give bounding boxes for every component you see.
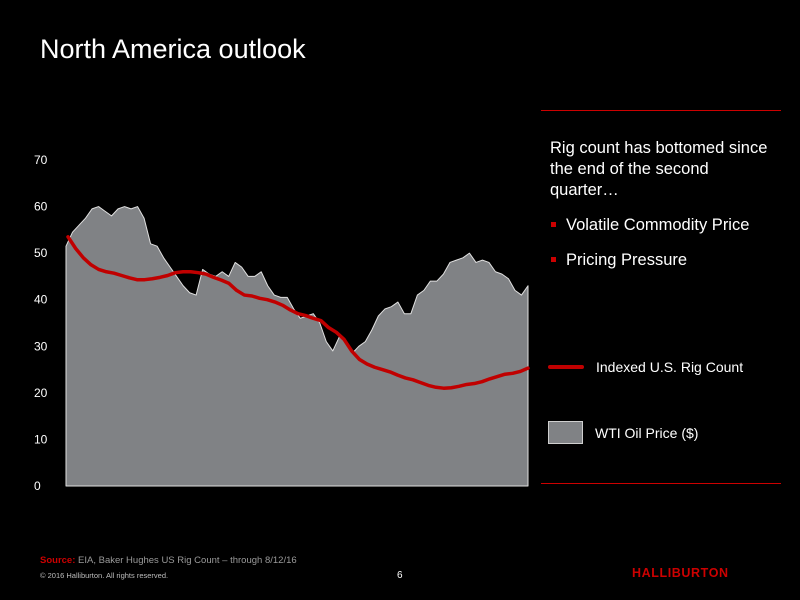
square-bullet-icon — [551, 257, 556, 262]
y-tick-label: 0 — [34, 479, 41, 493]
legend-area-swatch — [548, 421, 583, 444]
side-panel: Rig count has bottomed since the end of … — [550, 138, 782, 285]
copyright: © 2016 Halliburton. All rights reserved. — [40, 571, 169, 580]
legend-item-oil-price: WTI Oil Price ($) — [548, 421, 698, 444]
bullet-item: Pricing Pressure — [550, 250, 782, 270]
y-tick-label: 50 — [34, 246, 48, 260]
y-tick-label: 10 — [34, 432, 48, 446]
page-number: 6 — [397, 570, 403, 581]
y-tick-label: 40 — [34, 293, 48, 307]
bullet-item: Volatile Commodity Price — [550, 215, 782, 235]
legend-label: Indexed U.S. Rig Count — [596, 359, 744, 375]
source-key: Source: — [40, 555, 76, 566]
headline: Rig count has bottomed since the end of … — [550, 139, 768, 199]
bullet-text: Volatile Commodity Price — [566, 216, 750, 234]
legend-item-rig-count: Indexed U.S. Rig Count — [548, 359, 743, 375]
legend-label: WTI Oil Price ($) — [595, 424, 699, 441]
square-bullet-icon — [551, 222, 556, 227]
slide-title: North America outlook — [40, 34, 306, 64]
rig-count-line — [66, 235, 530, 390]
source-note: Source: EIA, Baker Hughes US Rig Count –… — [40, 555, 297, 566]
bullet-text: Pricing Pressure — [566, 251, 688, 269]
legend-line-swatch — [548, 365, 584, 369]
wti-oil-price-area — [65, 206, 529, 487]
divider-bottom — [541, 483, 781, 484]
y-tick-label: 30 — [34, 339, 48, 353]
source-text: EIA, Baker Hughes US Rig Count – through… — [75, 555, 297, 566]
y-tick-label: 20 — [34, 386, 48, 400]
halliburton-logo: HALLIBURTON — [632, 566, 729, 580]
bullet-list: Volatile Commodity Price Pricing Pressur… — [550, 215, 782, 270]
y-tick-label: 70 — [34, 153, 48, 167]
divider-top — [541, 110, 781, 111]
y-tick-label: 60 — [34, 200, 48, 214]
y-axis: 0 10 20 30 40 50 60 70 — [34, 153, 48, 493]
┄┄┄┄┄┄
## [WHAT THE TASK REQUIRES]
Copy the records above word for word, leaving out the picture.

## [THE SOLUTION]
give bounding boxes for every component you see.
square-bullet-icon — [551, 257, 556, 262]
y-tick-label: 0 — [34, 479, 41, 493]
legend-area-swatch — [548, 421, 583, 444]
side-panel: Rig count has bottomed since the end of … — [550, 138, 782, 285]
copyright: © 2016 Halliburton. All rights reserved. — [40, 571, 169, 580]
legend-item-oil-price: WTI Oil Price ($) — [548, 421, 698, 444]
bullet-item: Pricing Pressure — [550, 250, 782, 270]
y-tick-label: 50 — [34, 246, 48, 260]
y-tick-label: 10 — [34, 432, 48, 446]
page-number: 6 — [397, 570, 403, 581]
y-tick-label: 40 — [34, 293, 48, 307]
bullet-item: Volatile Commodity Price — [550, 215, 782, 235]
legend-label: Indexed U.S. Rig Count — [596, 359, 744, 375]
source-key: Source: — [40, 555, 76, 566]
headline: Rig count has bottomed since the end of … — [550, 139, 768, 199]
bullet-text: Volatile Commodity Price — [566, 216, 750, 234]
legend-item-rig-count: Indexed U.S. Rig Count — [548, 359, 743, 375]
legend-label: WTI Oil Price ($) — [595, 424, 699, 441]
square-bullet-icon — [551, 222, 556, 227]
slide-title: North America outlook — [40, 34, 306, 64]
rig-count-line — [66, 235, 530, 390]
source-note: Source: EIA, Baker Hughes US Rig Count –… — [40, 555, 297, 566]
bullet-text: Pricing Pressure — [566, 251, 688, 269]
legend-line-swatch — [548, 365, 584, 369]
wti-oil-price-area — [65, 206, 529, 487]
divider-bottom — [541, 483, 781, 484]
y-tick-label: 30 — [34, 339, 48, 353]
source-text: EIA, Baker Hughes US Rig Count – through… — [75, 555, 297, 566]
y-tick-label: 20 — [34, 386, 48, 400]
halliburton-logo: HALLIBURTON — [632, 566, 729, 580]
bullet-list: Volatile Commodity Price Pricing Pressur… — [550, 215, 782, 270]
y-tick-label: 70 — [34, 153, 48, 167]
divider-top — [541, 110, 781, 111]
y-tick-label: 60 — [34, 200, 48, 214]
y-axis: 0 10 20 30 40 50 60 70 — [34, 153, 48, 493]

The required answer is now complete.